--- Start Provided records ---
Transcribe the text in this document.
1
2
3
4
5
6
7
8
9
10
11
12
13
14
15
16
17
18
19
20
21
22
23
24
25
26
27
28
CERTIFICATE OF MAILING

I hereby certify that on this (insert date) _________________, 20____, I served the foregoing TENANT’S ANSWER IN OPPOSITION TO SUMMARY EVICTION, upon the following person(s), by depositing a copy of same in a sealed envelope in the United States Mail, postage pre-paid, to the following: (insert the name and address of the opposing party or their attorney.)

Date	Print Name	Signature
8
--- End Provided records ---
--- Start Provided records ---
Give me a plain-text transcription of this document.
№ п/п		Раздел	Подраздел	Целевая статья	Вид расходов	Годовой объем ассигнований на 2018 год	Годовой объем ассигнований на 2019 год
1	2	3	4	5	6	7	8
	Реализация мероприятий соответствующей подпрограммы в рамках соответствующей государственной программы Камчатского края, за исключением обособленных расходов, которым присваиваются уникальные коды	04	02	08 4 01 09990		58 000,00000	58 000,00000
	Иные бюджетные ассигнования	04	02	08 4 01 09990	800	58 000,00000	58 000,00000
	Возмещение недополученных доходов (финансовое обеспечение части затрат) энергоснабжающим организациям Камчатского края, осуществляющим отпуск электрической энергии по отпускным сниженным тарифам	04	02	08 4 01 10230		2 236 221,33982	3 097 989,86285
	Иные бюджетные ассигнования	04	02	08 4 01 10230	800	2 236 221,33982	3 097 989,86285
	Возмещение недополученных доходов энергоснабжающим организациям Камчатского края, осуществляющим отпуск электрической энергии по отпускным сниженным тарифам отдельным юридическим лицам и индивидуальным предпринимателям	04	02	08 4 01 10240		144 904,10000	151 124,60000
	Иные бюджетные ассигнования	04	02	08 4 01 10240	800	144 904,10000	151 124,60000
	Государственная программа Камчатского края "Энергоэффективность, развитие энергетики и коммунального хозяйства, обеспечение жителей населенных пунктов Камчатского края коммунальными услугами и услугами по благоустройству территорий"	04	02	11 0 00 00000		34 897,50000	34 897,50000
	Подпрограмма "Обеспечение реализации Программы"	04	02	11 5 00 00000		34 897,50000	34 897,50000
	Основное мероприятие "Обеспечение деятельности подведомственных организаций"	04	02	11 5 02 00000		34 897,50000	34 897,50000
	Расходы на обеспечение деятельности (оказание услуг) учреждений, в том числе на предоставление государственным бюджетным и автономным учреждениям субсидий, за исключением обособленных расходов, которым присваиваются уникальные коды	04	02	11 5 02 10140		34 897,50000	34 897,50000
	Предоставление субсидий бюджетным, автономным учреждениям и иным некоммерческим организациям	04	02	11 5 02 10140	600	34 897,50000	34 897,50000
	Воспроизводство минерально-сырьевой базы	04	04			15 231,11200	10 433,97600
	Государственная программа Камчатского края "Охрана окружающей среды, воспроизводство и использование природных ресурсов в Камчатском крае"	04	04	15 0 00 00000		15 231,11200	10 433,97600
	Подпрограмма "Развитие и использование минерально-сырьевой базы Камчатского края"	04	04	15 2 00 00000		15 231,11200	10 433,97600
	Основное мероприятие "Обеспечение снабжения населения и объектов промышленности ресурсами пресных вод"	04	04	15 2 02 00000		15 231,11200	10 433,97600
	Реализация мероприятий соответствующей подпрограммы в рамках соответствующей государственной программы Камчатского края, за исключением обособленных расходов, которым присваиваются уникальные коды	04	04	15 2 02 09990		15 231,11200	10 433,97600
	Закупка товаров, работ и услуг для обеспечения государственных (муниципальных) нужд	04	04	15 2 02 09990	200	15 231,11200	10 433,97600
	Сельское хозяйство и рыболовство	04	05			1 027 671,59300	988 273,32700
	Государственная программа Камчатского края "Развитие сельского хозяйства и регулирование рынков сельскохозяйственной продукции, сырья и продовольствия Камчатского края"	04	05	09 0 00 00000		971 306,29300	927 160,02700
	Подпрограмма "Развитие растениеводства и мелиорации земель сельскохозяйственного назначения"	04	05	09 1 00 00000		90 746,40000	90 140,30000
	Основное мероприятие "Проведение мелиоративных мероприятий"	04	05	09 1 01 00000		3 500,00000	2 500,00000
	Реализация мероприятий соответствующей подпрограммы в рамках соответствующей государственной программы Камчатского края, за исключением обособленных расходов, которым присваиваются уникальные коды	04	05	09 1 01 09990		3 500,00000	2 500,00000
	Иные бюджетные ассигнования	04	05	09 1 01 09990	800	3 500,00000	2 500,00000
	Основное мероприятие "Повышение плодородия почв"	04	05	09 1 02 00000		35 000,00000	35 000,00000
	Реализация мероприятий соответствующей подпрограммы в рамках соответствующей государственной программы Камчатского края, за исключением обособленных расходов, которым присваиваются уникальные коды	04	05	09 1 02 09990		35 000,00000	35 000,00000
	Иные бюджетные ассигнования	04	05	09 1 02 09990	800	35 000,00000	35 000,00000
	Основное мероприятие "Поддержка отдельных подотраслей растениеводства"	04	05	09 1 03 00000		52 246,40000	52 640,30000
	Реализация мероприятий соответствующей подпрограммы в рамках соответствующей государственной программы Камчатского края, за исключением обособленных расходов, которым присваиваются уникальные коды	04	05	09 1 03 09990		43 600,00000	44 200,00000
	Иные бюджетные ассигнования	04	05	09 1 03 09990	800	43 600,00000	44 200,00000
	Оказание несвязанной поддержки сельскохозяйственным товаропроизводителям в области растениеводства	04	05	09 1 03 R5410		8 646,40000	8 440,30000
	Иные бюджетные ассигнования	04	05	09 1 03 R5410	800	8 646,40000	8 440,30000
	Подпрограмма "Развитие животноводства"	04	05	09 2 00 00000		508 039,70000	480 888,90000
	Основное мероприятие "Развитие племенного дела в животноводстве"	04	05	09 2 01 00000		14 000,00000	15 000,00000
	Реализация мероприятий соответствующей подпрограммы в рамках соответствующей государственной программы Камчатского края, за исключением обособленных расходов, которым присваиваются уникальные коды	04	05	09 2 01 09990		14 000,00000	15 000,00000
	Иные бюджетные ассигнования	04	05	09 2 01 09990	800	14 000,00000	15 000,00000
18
--- End Provided records ---
• [Written task]
Copy every line in the records above that contains the word "энергоснабжающим".

• [Task output]
	Возмещение недополученных доходов (финансовое обеспечение части затрат) энергоснабжающим организациям Камчатского края, осуществляющим отпуск электрической энергии по отпускным сниженным тарифам	04	02	08 4 01 10230		2 236 221,33982	3 097 989,86285
	Возмещение недополученных доходов энергоснабжающим организациям Камчатского края, осуществляющим отпуск электрической энергии по отпускным сниженным тарифам отдельным юридическим лицам и индивидуальным предпринимателям	04	02	08 4 01 10240		144 904,10000	151 124,60000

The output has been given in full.